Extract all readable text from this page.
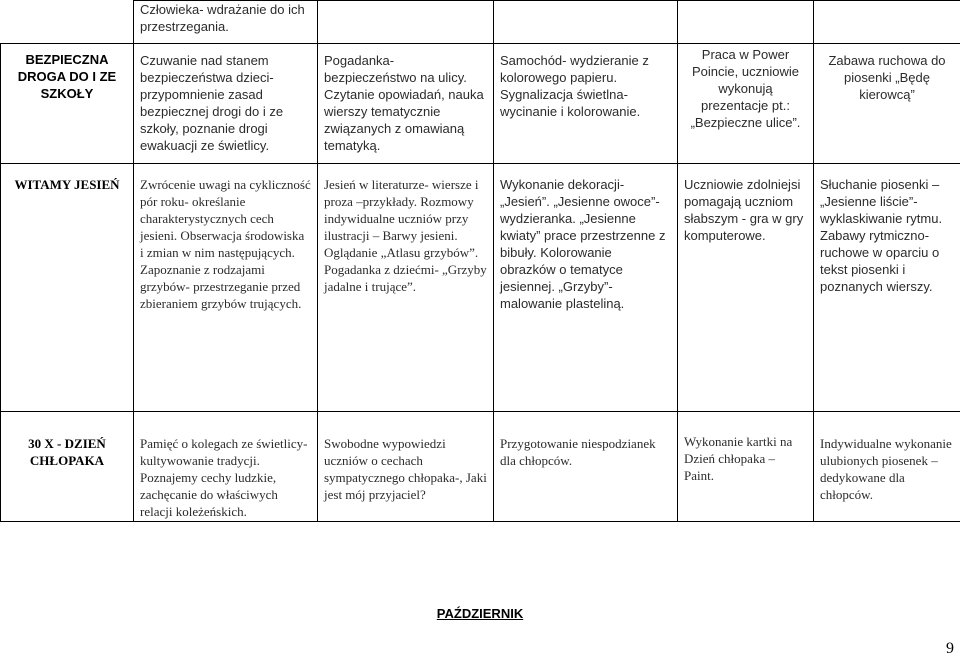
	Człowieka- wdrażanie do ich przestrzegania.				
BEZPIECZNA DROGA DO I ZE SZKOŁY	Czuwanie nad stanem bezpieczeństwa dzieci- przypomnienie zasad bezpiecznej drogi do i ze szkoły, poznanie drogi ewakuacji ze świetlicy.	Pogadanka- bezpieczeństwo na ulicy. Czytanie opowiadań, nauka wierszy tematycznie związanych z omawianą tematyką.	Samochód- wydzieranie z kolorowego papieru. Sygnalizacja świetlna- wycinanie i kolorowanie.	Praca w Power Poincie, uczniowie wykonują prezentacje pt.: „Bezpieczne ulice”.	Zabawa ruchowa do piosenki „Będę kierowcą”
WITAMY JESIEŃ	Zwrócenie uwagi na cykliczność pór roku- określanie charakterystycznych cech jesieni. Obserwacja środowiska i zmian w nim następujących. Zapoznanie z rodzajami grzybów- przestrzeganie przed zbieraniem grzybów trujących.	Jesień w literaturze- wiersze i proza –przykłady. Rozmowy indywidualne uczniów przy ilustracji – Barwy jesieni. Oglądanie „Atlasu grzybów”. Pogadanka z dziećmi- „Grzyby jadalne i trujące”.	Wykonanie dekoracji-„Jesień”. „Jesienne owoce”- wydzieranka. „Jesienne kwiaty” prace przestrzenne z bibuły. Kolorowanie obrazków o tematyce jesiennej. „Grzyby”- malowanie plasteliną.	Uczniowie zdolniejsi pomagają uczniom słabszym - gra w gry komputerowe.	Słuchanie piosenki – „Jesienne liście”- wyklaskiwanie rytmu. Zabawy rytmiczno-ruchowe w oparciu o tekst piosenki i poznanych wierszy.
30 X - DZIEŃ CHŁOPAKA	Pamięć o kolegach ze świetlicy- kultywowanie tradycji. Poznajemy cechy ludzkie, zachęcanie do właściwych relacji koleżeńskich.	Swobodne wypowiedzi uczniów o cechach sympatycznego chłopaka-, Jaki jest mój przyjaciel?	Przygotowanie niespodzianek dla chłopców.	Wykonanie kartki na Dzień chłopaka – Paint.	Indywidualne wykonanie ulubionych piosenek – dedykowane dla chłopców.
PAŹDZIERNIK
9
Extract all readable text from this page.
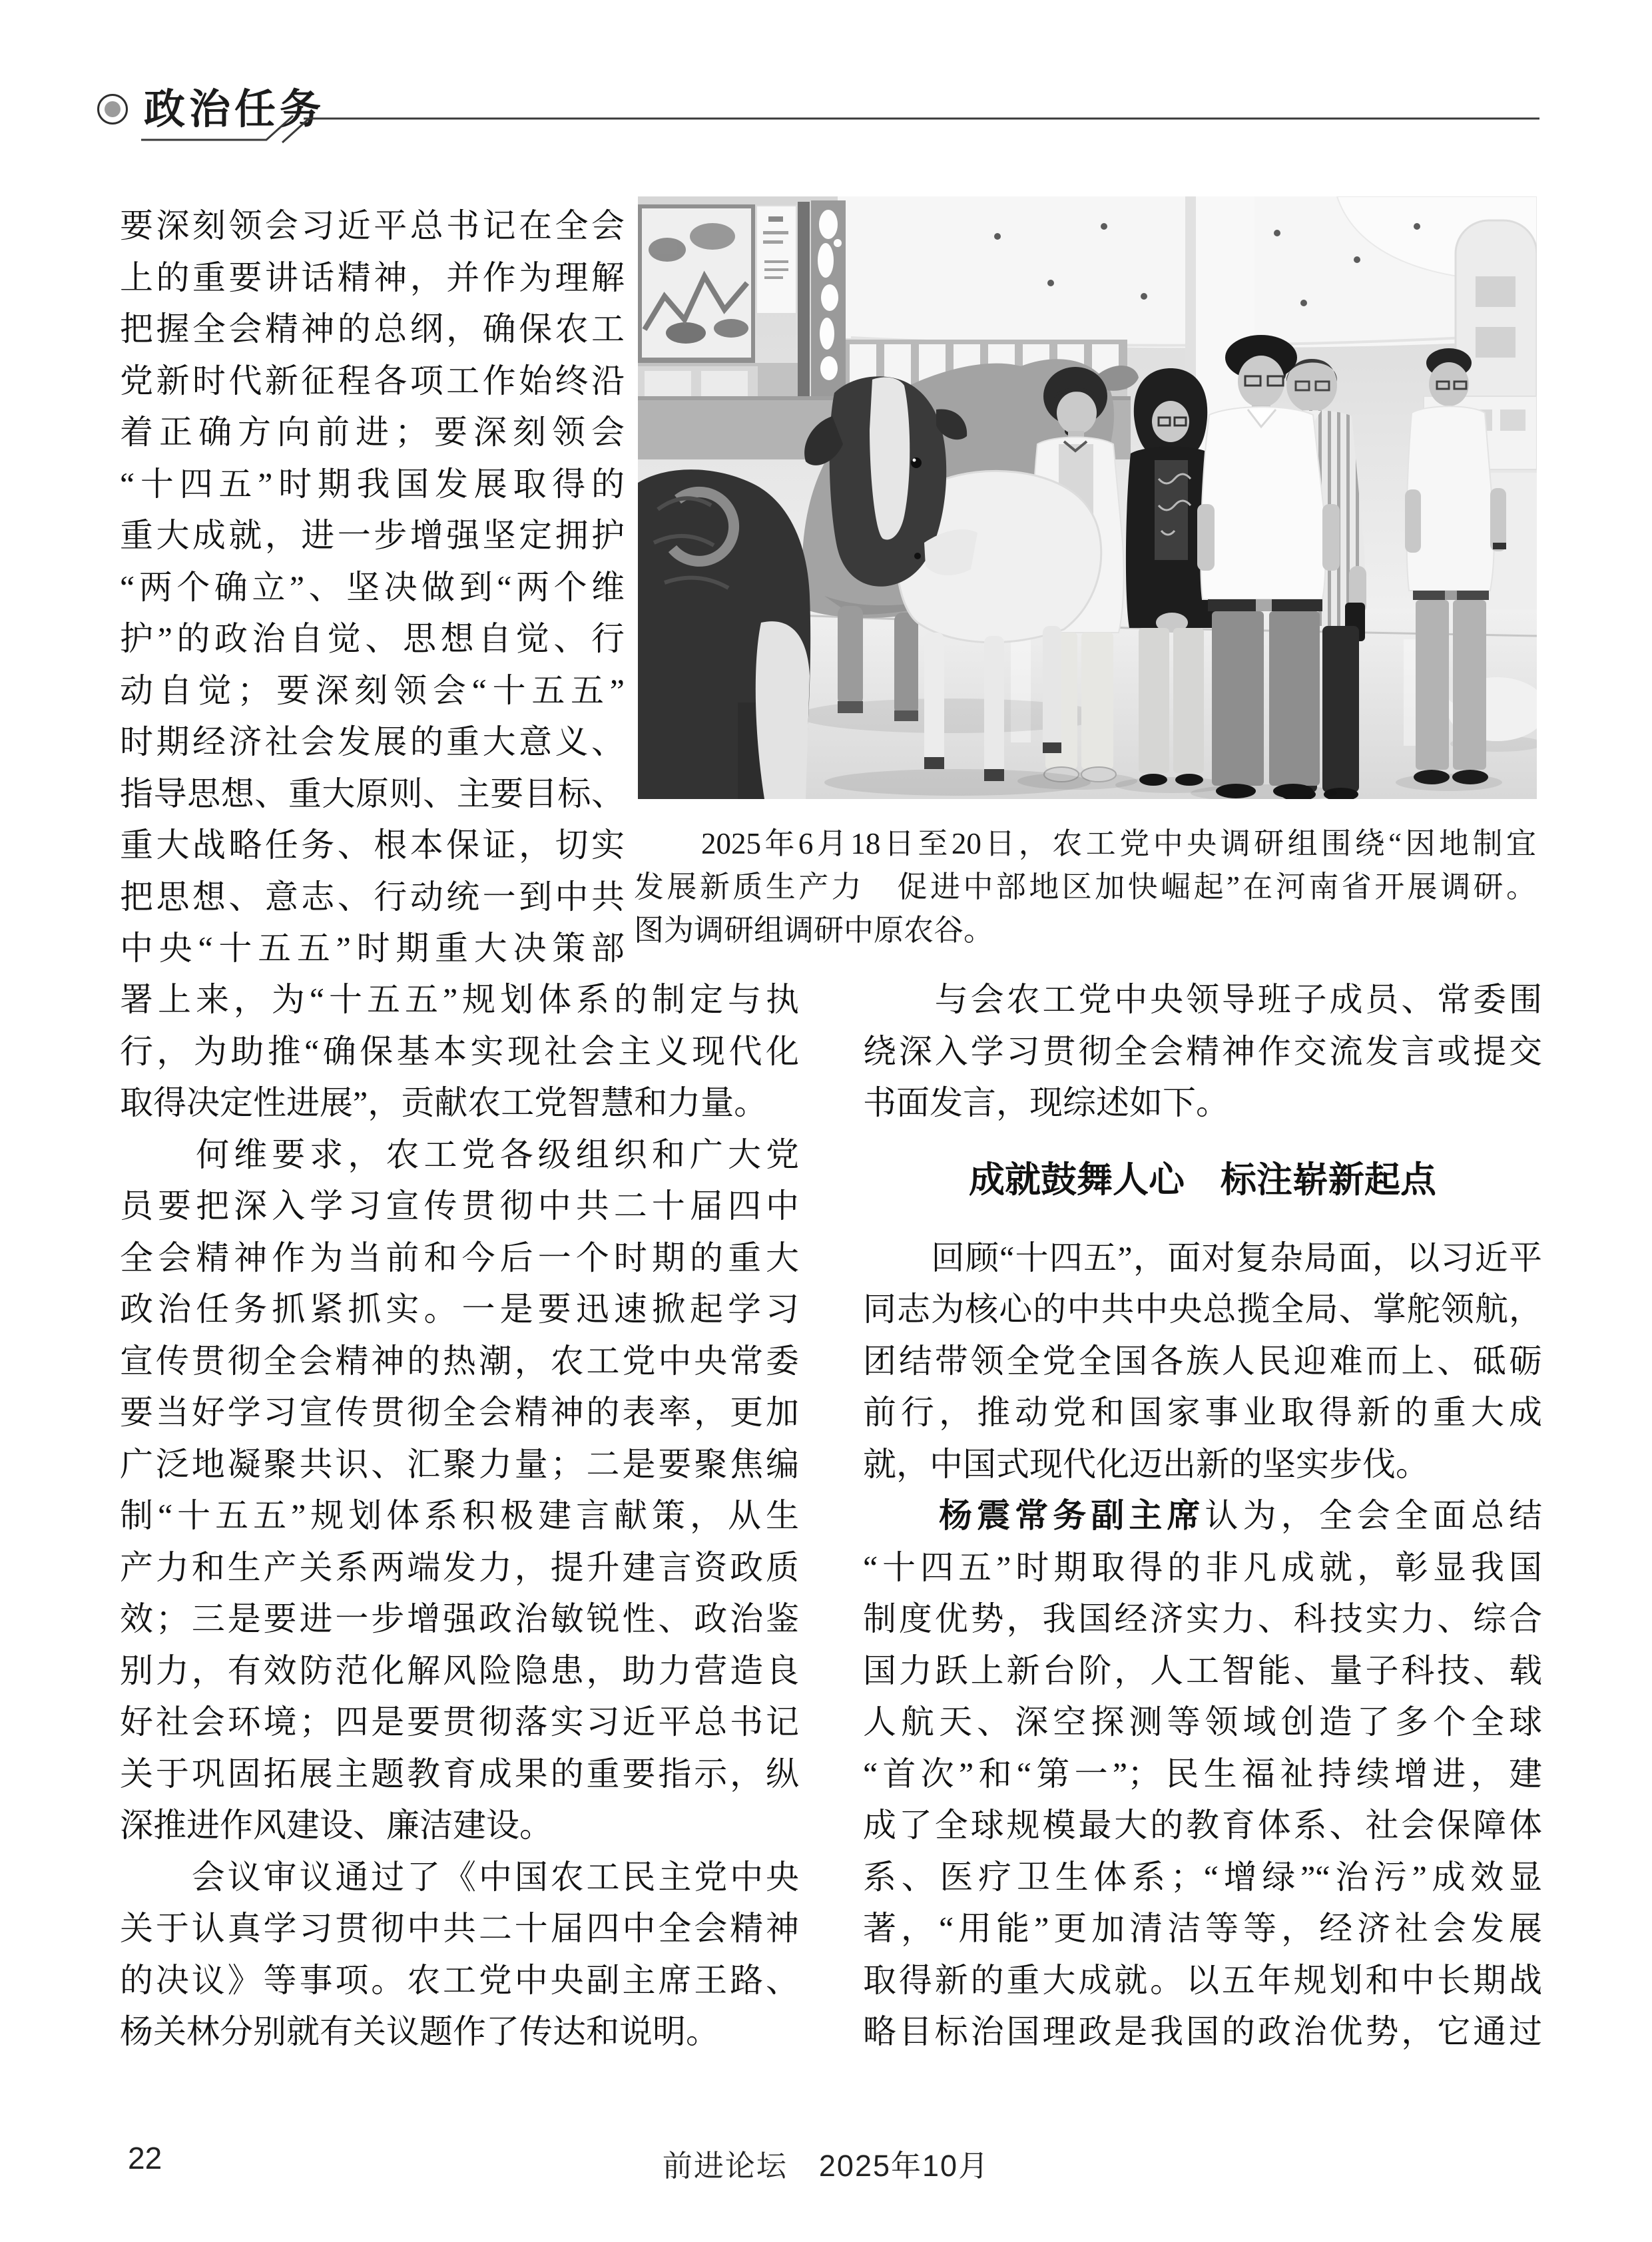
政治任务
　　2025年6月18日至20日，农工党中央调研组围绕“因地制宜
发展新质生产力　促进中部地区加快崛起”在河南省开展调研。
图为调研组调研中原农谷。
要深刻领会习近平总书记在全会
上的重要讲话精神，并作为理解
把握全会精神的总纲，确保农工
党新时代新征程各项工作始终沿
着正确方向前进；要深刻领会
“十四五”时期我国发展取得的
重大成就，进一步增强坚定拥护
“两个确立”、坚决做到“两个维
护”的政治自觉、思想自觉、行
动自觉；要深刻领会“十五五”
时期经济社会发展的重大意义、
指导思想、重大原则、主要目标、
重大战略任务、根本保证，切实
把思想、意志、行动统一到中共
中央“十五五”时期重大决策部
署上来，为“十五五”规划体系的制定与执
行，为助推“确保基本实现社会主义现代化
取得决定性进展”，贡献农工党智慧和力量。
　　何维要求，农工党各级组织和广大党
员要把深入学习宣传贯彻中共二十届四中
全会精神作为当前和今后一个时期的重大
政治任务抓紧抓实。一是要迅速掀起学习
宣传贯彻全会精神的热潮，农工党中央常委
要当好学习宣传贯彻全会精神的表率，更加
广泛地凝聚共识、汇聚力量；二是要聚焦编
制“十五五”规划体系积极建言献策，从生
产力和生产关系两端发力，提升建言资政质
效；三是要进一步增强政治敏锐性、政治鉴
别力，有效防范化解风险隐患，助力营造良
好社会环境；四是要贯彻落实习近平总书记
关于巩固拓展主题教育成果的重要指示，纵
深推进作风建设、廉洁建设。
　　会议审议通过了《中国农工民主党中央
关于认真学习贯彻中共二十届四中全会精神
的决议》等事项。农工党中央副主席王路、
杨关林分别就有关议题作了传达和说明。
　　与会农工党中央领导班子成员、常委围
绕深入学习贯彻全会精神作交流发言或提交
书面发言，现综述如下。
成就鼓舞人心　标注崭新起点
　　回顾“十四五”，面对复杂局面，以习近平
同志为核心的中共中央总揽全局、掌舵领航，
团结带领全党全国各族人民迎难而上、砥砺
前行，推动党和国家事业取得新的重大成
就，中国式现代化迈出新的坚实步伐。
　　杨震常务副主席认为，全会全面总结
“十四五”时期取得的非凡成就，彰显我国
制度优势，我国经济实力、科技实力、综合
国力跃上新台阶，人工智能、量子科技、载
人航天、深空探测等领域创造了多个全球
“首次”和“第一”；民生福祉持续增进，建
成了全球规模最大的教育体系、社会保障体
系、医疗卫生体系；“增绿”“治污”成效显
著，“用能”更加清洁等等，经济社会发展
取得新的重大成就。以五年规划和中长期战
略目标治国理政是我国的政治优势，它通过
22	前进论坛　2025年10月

● **Direction**
Provide the number of lines containing the string "świetlicy", with no other output.

● **Result of the task**
2